# TASK DESCRIPTION
State how many lines contain the string "与此同时", and write nothing else.

# DATASET ROWS
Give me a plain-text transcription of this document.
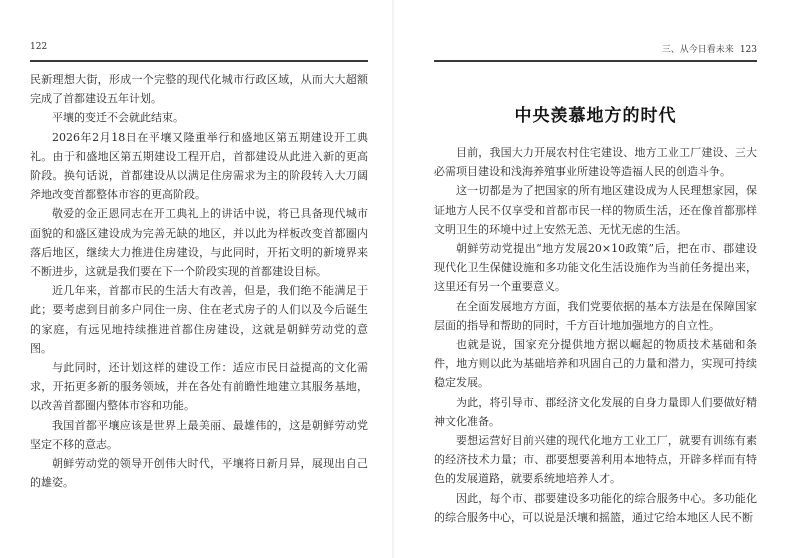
122

民新理想大街，形成一个完整的现代化城市行政区域，从而大大超额完成了首都建设五年计划。

平壤的变迁不会就此结束。

2026年2月18日在平壤又隆重举行和盛地区第五期建设开工典礼。由于和盛地区第五期建设工程开启，首都建设从此进入新的更高阶段。换句话说，首都建设从以满足住房需求为主的阶段转入大刀阔斧地改变首都整体市容的更高阶段。

敬爱的金正恩同志在开工典礼上的讲话中说，将已具备现代城市面貌的和盛区建设成为完善无缺的地区，并以此为样板改变首都圈内落后地区，继续大力推进住房建设，与此同时，开拓文明的新境界来不断进步，这就是我们要在下一个阶段实现的首都建设目标。

近几年来，首都市民的生活大有改善，但是，我们绝不能满足于此；要考虑到目前多户同住一房、住在老式房子的人们以及今后诞生的家庭，有远见地持续推进首都住房建设，这就是朝鲜劳动党的意图。

与此同时，还计划这样的建设工作：适应市民日益提高的文化需求，开拓更多新的服务领域，并在各处有前瞻性地建立其服务基地，以改善首都圈内整体市容和功能。

我国首都平壤应该是世界上最美丽、最雄伟的，这是朝鲜劳动党坚定不移的意志。

朝鲜劳动党的领导开创伟大时代，平壤将日新月异，展现出自己的雄姿。

三、从今日看未来 123
中央羡慕地方的时代

目前，我国大力开展农村住宅建设、地方工业工厂建设、三大必需项目建设和浅海养殖事业所建设等造福人民的创造斗争。

这一切都是为了把国家的所有地区建设成为人民理想家园，保证地方人民不仅享受和首都市民一样的物质生活，还在像首都那样文明卫生的环境中过上安然无恙、无忧无虑的生活。

朝鲜劳动党提出“地方发展20×10政策”后，把在市、郡建设现代化卫生保健设施和多功能文化生活设施作为当前任务提出来，这里还有另一个重要意义。

在全面发展地方方面，我们党要依据的基本方法是在保障国家层面的指导和帮助的同时，千方百计地加强地方的自立性。

也就是说，国家充分提供地方据以崛起的物质技术基础和条件，地方则以此为基础培养和巩固自己的力量和潜力，实现可持续稳定发展。

为此，将引导市、郡经济文化发展的自身力量即人们要做好精神文化准备。

要想运营好目前兴建的现代化地方工业工厂，就要有训练有素的经济技术力量；市、郡要想要善利用本地特点，开辟多样而有特色的发展道路，就要系统地培养人才。

因此，每个市、郡要建设多功能化的综合服务中心。多功能化的综合服务中心，可以说是沃壤和摇篮，通过它给本地区人民不断
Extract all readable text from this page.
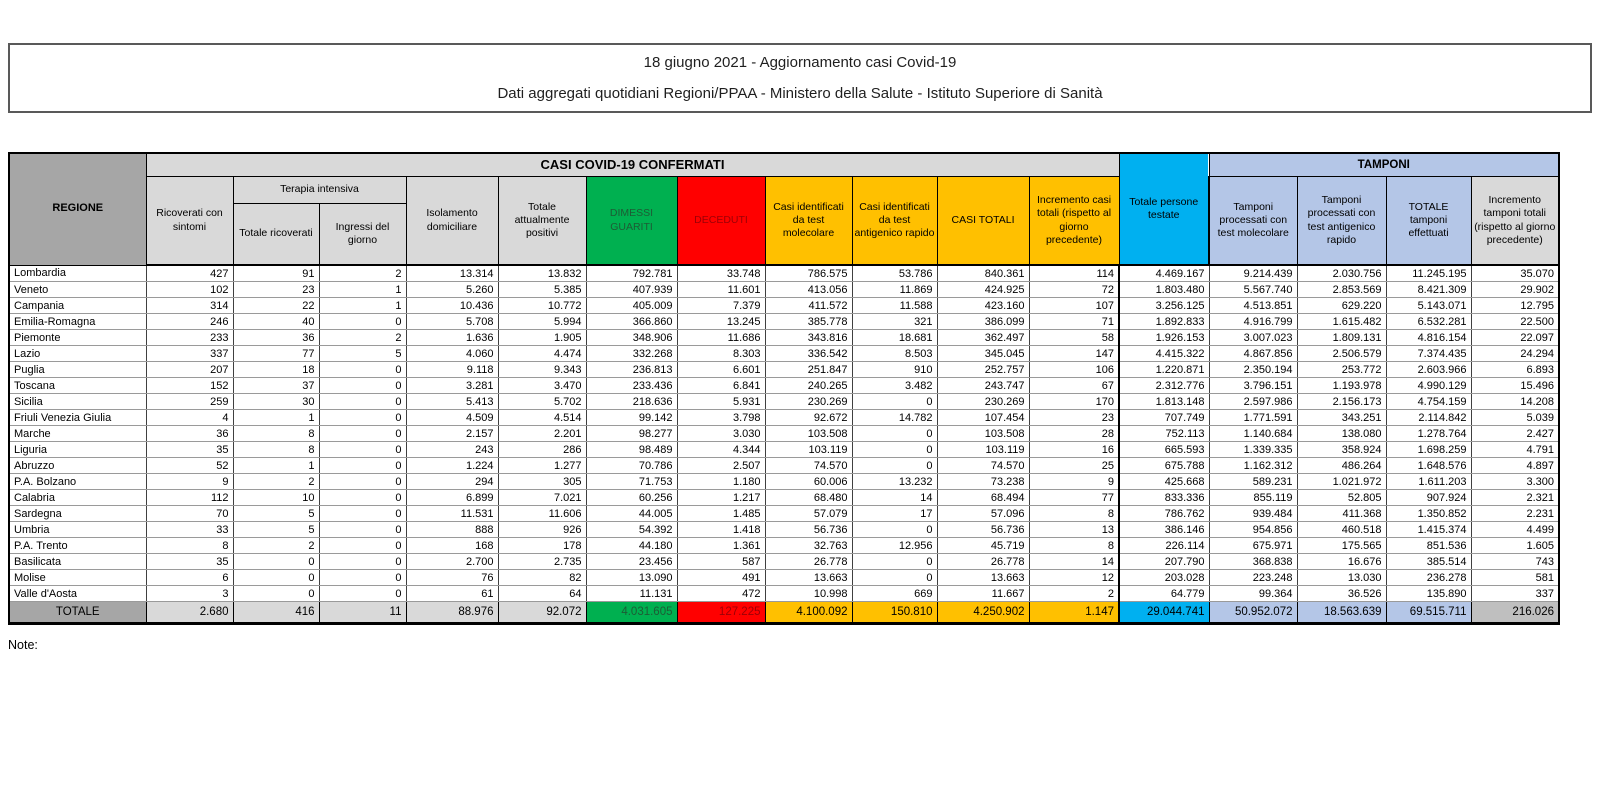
18 giugno 2021 - Aggiornamento casi Covid-19
Dati aggregati quotidiani Regioni/PPAA - Ministero della Salute - Istituto Superiore di Sanità
REGIONE	CASI COVID-19 CONFERMATI											Totale persone testate	TAMPONI			
	Ricoverati con sintomi	Terapia intensiva		Isolamento domiciliare	Totale attualmente positivi	DIMESSI GUARITI	DECEDUTI	Casi identificati da test molecolare	Casi identificati da test antigenico rapido	CASI TOTALI	Incremento casi totali (rispetto al giorno precedente)		Tamponi processati con test molecolare	Tamponi processati con test antigenico rapido	TOTALE tamponi effettuati	Incremento tamponi totali (rispetto al giorno precedente)
		Totale ricoverati	Ingressi del giorno													
Lombardia	427	91	2	13.314	13.832	792.781	33.748	786.575	53.786	840.361	114	4.469.167	9.214.439	2.030.756	11.245.195	35.070
Veneto	102	23	1	5.260	5.385	407.939	11.601	413.056	11.869	424.925	72	1.803.480	5.567.740	2.853.569	8.421.309	29.902
Campania	314	22	1	10.436	10.772	405.009	7.379	411.572	11.588	423.160	107	3.256.125	4.513.851	629.220	5.143.071	12.795
Emilia-Romagna	246	40	0	5.708	5.994	366.860	13.245	385.778	321	386.099	71	1.892.833	4.916.799	1.615.482	6.532.281	22.500
Piemonte	233	36	2	1.636	1.905	348.906	11.686	343.816	18.681	362.497	58	1.926.153	3.007.023	1.809.131	4.816.154	22.097
Lazio	337	77	5	4.060	4.474	332.268	8.303	336.542	8.503	345.045	147	4.415.322	4.867.856	2.506.579	7.374.435	24.294
Puglia	207	18	0	9.118	9.343	236.813	6.601	251.847	910	252.757	106	1.220.871	2.350.194	253.772	2.603.966	6.893
Toscana	152	37	0	3.281	3.470	233.436	6.841	240.265	3.482	243.747	67	2.312.776	3.796.151	1.193.978	4.990.129	15.496
Sicilia	259	30	0	5.413	5.702	218.636	5.931	230.269	0	230.269	170	1.813.148	2.597.986	2.156.173	4.754.159	14.208
Friuli Venezia Giulia	4	1	0	4.509	4.514	99.142	3.798	92.672	14.782	107.454	23	707.749	1.771.591	343.251	2.114.842	5.039
Marche	36	8	0	2.157	2.201	98.277	3.030	103.508	0	103.508	28	752.113	1.140.684	138.080	1.278.764	2.427
Liguria	35	8	0	243	286	98.489	4.344	103.119	0	103.119	16	665.593	1.339.335	358.924	1.698.259	4.791
Abruzzo	52	1	0	1.224	1.277	70.786	2.507	74.570	0	74.570	25	675.788	1.162.312	486.264	1.648.576	4.897
P.A. Bolzano	9	2	0	294	305	71.753	1.180	60.006	13.232	73.238	9	425.668	589.231	1.021.972	1.611.203	3.300
Calabria	112	10	0	6.899	7.021	60.256	1.217	68.480	14	68.494	77	833.336	855.119	52.805	907.924	2.321
Sardegna	70	5	0	11.531	11.606	44.005	1.485	57.079	17	57.096	8	786.762	939.484	411.368	1.350.852	2.231
Umbria	33	5	0	888	926	54.392	1.418	56.736	0	56.736	13	386.146	954.856	460.518	1.415.374	4.499
P.A. Trento	8	2	0	168	178	44.180	1.361	32.763	12.956	45.719	8	226.114	675.971	175.565	851.536	1.605
Basilicata	35	0	0	2.700	2.735	23.456	587	26.778	0	26.778	14	207.790	368.838	16.676	385.514	743
Molise	6	0	0	76	82	13.090	491	13.663	0	13.663	12	203.028	223.248	13.030	236.278	581
Valle d'Aosta	3	0	0	61	64	11.131	472	10.998	669	11.667	2	64.779	99.364	36.526	135.890	337
TOTALE	2.680	416	11	88.976	92.072	4.031.605	127.225	4.100.092	150.810	4.250.902	1.147	29.044.741	50.952.072	18.563.639	69.515.711	216.026
Note:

# EXERCISE SOLUTION
2